▶ _Problem_: Nothing should be dropped or changed: copy every line of the listing.

▶ _Data for the task_:

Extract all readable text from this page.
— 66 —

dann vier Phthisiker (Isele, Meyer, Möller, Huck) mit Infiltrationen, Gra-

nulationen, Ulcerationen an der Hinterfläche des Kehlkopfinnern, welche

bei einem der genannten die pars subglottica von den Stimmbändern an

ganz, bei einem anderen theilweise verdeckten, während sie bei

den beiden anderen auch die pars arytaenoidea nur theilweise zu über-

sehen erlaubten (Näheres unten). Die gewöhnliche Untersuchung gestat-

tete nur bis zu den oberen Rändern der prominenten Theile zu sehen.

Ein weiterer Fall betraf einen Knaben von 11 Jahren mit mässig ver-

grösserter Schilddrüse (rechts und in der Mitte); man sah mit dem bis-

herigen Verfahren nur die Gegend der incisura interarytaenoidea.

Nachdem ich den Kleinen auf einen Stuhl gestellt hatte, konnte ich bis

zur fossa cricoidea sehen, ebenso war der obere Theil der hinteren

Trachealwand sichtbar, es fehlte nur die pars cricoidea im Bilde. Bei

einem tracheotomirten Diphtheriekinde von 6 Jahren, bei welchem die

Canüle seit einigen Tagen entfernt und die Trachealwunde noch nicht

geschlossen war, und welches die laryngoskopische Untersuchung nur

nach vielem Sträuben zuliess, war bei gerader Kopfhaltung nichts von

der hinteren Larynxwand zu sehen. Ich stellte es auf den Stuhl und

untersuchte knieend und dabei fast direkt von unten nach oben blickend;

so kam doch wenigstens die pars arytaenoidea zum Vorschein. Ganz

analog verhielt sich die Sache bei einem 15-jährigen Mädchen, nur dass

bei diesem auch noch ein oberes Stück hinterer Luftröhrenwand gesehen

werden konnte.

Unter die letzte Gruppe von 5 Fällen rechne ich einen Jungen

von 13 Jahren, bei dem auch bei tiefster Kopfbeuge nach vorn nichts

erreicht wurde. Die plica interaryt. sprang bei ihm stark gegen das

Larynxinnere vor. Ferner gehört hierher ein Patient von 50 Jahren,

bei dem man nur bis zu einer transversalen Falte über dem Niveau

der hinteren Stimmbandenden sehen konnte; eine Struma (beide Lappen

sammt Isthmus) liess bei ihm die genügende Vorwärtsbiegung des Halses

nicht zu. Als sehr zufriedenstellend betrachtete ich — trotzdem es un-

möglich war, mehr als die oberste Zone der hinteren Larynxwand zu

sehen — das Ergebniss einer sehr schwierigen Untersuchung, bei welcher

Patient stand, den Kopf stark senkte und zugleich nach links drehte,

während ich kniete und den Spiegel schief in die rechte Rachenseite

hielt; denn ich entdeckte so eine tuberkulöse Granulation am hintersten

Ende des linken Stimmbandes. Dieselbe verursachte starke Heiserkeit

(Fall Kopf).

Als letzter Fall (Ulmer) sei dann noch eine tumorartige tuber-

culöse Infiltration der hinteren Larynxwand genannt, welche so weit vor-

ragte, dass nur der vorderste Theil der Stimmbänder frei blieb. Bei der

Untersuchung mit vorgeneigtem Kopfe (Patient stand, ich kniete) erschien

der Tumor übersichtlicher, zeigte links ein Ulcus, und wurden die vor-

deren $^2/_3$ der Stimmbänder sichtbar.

▶ _Exercise answer_:
Extract all readable text from this page.
— 66 —

dann vier Phthisiker (Isele, Meyer, Möller, Huck) mit Infiltrationen, Gra-

nulationen, Ulcerationen an der Hinterfläche des Kehlkopfinnern, welche

bei einem der genannten die pars subglottica von den Stimmbändern an

ganz, bei einem anderen theilweise verdeckten, während sie bei

den beiden anderen auch die pars arytaenoidea nur theilweise zu über-

sehen erlaubten (Näheres unten). Die gewöhnliche Untersuchung gestat-

tete nur bis zu den oberen Rändern der prominenten Theile zu sehen.

Ein weiterer Fall betraf einen Knaben von 11 Jahren mit mässig ver-

grösserter Schilddrüse (rechts und in der Mitte); man sah mit dem bis-

herigen Verfahren nur die Gegend der incisura interarytaenoidea.

Nachdem ich den Kleinen auf einen Stuhl gestellt hatte, konnte ich bis

zur fossa cricoidea sehen, ebenso war der obere Theil der hinteren

Trachealwand sichtbar, es fehlte nur die pars cricoidea im Bilde. Bei

einem tracheotomirten Diphtheriekinde von 6 Jahren, bei welchem die

Canüle seit einigen Tagen entfernt und die Trachealwunde noch nicht

geschlossen war, und welches die laryngoskopische Untersuchung nur

nach vielem Sträuben zuliess, war bei gerader Kopfhaltung nichts von

der hinteren Larynxwand zu sehen. Ich stellte es auf den Stuhl und

untersuchte knieend und dabei fast direkt von unten nach oben blickend;

so kam doch wenigstens die pars arytaenoidea zum Vorschein. Ganz

analog verhielt sich die Sache bei einem 15-jährigen Mädchen, nur dass

bei diesem auch noch ein oberes Stück hinterer Luftröhrenwand gesehen

werden konnte.

Unter die letzte Gruppe von 5 Fällen rechne ich einen Jungen

von 13 Jahren, bei dem auch bei tiefster Kopfbeuge nach vorn nichts

erreicht wurde. Die plica interaryt. sprang bei ihm stark gegen das

Larynxinnere vor. Ferner gehört hierher ein Patient von 50 Jahren,

bei dem man nur bis zu einer transversalen Falte über dem Niveau

der hinteren Stimmbandenden sehen konnte; eine Struma (beide Lappen

sammt Isthmus) liess bei ihm die genügende Vorwärtsbiegung des Halses

nicht zu. Als sehr zufriedenstellend betrachtete ich — trotzdem es un-

möglich war, mehr als die oberste Zone der hinteren Larynxwand zu

sehen — das Ergebniss einer sehr schwierigen Untersuchung, bei welcher

Patient stand, den Kopf stark senkte und zugleich nach links drehte,

während ich kniete und den Spiegel schief in die rechte Rachenseite

hielt; denn ich entdeckte so eine tuberkulöse Granulation am hintersten

Ende des linken Stimmbandes. Dieselbe verursachte starke Heiserkeit

(Fall Kopf).

Als letzter Fall (Ulmer) sei dann noch eine tumorartige tuber-

culöse Infiltration der hinteren Larynxwand genannt, welche so weit vor-

ragte, dass nur der vorderste Theil der Stimmbänder frei blieb. Bei der

Untersuchung mit vorgeneigtem Kopfe (Patient stand, ich kniete) erschien

der Tumor übersichtlicher, zeigte links ein Ulcus, und wurden die vor-

deren $^2/_3$ der Stimmbänder sichtbar.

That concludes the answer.